-- begin Extracted entries --
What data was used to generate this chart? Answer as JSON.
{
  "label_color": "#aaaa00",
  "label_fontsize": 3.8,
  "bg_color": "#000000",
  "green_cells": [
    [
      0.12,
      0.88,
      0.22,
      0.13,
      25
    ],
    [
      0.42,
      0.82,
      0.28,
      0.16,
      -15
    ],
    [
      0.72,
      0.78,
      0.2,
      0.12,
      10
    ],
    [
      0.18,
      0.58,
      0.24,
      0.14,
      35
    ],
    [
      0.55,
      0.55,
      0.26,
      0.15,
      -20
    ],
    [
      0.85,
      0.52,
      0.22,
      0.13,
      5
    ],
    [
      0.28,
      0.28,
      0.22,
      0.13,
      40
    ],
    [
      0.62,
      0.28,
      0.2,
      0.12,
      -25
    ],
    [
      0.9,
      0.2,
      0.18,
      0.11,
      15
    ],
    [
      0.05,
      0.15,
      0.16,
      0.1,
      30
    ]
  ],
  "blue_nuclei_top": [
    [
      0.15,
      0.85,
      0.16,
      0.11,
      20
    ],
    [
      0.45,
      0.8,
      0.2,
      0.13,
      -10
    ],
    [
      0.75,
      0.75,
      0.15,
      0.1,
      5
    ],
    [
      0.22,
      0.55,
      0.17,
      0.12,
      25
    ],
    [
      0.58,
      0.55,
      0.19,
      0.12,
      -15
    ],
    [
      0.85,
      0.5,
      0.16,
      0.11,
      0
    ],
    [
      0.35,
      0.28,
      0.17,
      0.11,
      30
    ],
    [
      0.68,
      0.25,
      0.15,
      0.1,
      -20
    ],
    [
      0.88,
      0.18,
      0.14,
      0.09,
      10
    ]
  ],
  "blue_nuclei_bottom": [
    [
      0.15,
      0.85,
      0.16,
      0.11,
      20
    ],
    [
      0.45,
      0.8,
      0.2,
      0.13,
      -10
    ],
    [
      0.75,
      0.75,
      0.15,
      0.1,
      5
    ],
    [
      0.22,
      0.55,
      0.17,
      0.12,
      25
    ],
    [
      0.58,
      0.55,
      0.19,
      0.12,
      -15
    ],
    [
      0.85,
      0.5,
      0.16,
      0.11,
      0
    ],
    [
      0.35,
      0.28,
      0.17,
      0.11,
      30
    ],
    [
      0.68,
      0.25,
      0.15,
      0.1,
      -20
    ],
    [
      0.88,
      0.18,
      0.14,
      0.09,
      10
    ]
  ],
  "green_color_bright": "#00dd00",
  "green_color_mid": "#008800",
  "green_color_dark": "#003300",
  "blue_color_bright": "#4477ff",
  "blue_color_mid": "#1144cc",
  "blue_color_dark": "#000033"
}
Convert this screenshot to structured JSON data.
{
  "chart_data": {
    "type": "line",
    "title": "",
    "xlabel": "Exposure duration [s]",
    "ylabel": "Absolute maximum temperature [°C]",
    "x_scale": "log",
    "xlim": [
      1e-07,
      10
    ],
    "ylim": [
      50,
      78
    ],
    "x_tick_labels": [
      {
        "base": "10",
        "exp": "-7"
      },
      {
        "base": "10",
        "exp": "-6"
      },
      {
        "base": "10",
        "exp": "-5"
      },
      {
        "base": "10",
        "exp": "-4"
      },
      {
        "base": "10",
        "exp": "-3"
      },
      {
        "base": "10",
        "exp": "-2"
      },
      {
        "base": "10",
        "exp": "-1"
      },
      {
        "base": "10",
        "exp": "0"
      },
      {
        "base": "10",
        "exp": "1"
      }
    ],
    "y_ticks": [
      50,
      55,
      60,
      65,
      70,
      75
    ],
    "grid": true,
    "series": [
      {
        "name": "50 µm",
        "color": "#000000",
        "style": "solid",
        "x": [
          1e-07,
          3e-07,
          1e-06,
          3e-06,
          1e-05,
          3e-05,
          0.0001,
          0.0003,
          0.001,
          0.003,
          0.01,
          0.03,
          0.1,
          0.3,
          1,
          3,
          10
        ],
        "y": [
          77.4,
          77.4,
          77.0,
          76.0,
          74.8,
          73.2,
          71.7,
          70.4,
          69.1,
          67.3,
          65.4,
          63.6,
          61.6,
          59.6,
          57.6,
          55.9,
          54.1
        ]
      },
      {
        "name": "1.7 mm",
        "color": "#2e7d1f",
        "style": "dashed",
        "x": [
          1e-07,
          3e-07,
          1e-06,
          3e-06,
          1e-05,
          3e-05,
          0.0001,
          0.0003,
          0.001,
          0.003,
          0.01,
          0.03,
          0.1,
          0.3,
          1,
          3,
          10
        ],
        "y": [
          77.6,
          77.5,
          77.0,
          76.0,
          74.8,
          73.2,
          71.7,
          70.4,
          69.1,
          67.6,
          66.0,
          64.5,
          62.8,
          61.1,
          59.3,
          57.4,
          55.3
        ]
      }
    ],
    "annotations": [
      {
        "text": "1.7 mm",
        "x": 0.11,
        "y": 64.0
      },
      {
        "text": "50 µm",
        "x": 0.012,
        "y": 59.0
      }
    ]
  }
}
-- end Extracted entries --
Challenge: Copy out all of the data exactly, leaving nothing out.

Task solution:
What data was used to generate this chart? Answer as JSON.
{
  "label_color": "#aaaa00",
  "label_fontsize": 3.8,
  "bg_color": "#000000",
  "green_cells": [
    [
      0.12,
      0.88,
      0.22,
      0.13,
      25
    ],
    [
      0.42,
      0.82,
      0.28,
      0.16,
      -15
    ],
    [
      0.72,
      0.78,
      0.2,
      0.12,
      10
    ],
    [
      0.18,
      0.58,
      0.24,
      0.14,
      35
    ],
    [
      0.55,
      0.55,
      0.26,
      0.15,
      -20
    ],
    [
      0.85,
      0.52,
      0.22,
      0.13,
      5
    ],
    [
      0.28,
      0.28,
      0.22,
      0.13,
      40
    ],
    [
      0.62,
      0.28,
      0.2,
      0.12,
      -25
    ],
    [
      0.9,
      0.2,
      0.18,
      0.11,
      15
    ],
    [
      0.05,
      0.15,
      0.16,
      0.1,
      30
    ]
  ],
  "blue_nuclei_top": [
    [
      0.15,
      0.85,
      0.16,
      0.11,
      20
    ],
    [
      0.45,
      0.8,
      0.2,
      0.13,
      -10
    ],
    [
      0.75,
      0.75,
      0.15,
      0.1,
      5
    ],
    [
      0.22,
      0.55,
      0.17,
      0.12,
      25
    ],
    [
      0.58,
      0.55,
      0.19,
      0.12,
      -15
    ],
    [
      0.85,
      0.5,
      0.16,
      0.11,
      0
    ],
    [
      0.35,
      0.28,
      0.17,
      0.11,
      30
    ],
    [
      0.68,
      0.25,
      0.15,
      0.1,
      -20
    ],
    [
      0.88,
      0.18,
      0.14,
      0.09,
      10
    ]
  ],
  "blue_nuclei_bottom": [
    [
      0.15,
      0.85,
      0.16,
      0.11,
      20
    ],
    [
      0.45,
      0.8,
      0.2,
      0.13,
      -10
    ],
    [
      0.75,
      0.75,
      0.15,
      0.1,
      5
    ],
    [
      0.22,
      0.55,
      0.17,
      0.12,
      25
    ],
    [
      0.58,
      0.55,
      0.19,
      0.12,
      -15
    ],
    [
      0.85,
      0.5,
      0.16,
      0.11,
      0
    ],
    [
      0.35,
      0.28,
      0.17,
      0.11,
      30
    ],
    [
      0.68,
      0.25,
      0.15,
      0.1,
      -20
    ],
    [
      0.88,
      0.18,
      0.14,
      0.09,
      10
    ]
  ],
  "green_color_bright": "#00dd00",
  "green_color_mid": "#008800",
  "green_color_dark": "#003300",
  "blue_color_bright": "#4477ff",
  "blue_color_mid": "#1144cc",
  "blue_color_dark": "#000033"
}
Convert this screenshot to structured JSON data.
{
  "chart_data": {
    "type": "line",
    "title": "",
    "xlabel": "Exposure duration [s]",
    "ylabel": "Absolute maximum temperature [°C]",
    "x_scale": "log",
    "xlim": [
      1e-07,
      10
    ],
    "ylim": [
      50,
      78
    ],
    "x_tick_labels": [
      {
        "base": "10",
        "exp": "-7"
      },
      {
        "base": "10",
        "exp": "-6"
      },
      {
        "base": "10",
        "exp": "-5"
      },
      {
        "base": "10",
        "exp": "-4"
      },
      {
        "base": "10",
        "exp": "-3"
      },
      {
        "base": "10",
        "exp": "-2"
      },
      {
        "base": "10",
        "exp": "-1"
      },
      {
        "base": "10",
        "exp": "0"
      },
      {
        "base": "10",
        "exp": "1"
      }
    ],
    "y_ticks": [
      50,
      55,
      60,
      65,
      70,
      75
    ],
    "grid": true,
    "series": [
      {
        "name": "50 µm",
        "color": "#000000",
        "style": "solid",
        "x": [
          1e-07,
          3e-07,
          1e-06,
          3e-06,
          1e-05,
          3e-05,
          0.0001,
          0.0003,
          0.001,
          0.003,
          0.01,
          0.03,
          0.1,
          0.3,
          1,
          3,
          10
        ],
        "y": [
          77.4,
          77.4,
          77.0,
          76.0,
          74.8,
          73.2,
          71.7,
          70.4,
          69.1,
          67.3,
          65.4,
          63.6,
          61.6,
          59.6,
          57.6,
          55.9,
          54.1
        ]
      },
      {
        "name": "1.7 mm",
        "color": "#2e7d1f",
        "style": "dashed",
        "x": [
          1e-07,
          3e-07,
          1e-06,
          3e-06,
          1e-05,
          3e-05,
          0.0001,
          0.0003,
          0.001,
          0.003,
          0.01,
          0.03,
          0.1,
          0.3,
          1,
          3,
          10
        ],
        "y": [
          77.6,
          77.5,
          77.0,
          76.0,
          74.8,
          73.2,
          71.7,
          70.4,
          69.1,
          67.6,
          66.0,
          64.5,
          62.8,
          61.1,
          59.3,
          57.4,
          55.3
        ]
      }
    ],
    "annotations": [
      {
        "text": "1.7 mm",
        "x": 0.11,
        "y": 64.0
      },
      {
        "text": "50 µm",
        "x": 0.012,
        "y": 59.0
      }
    ]
  }
}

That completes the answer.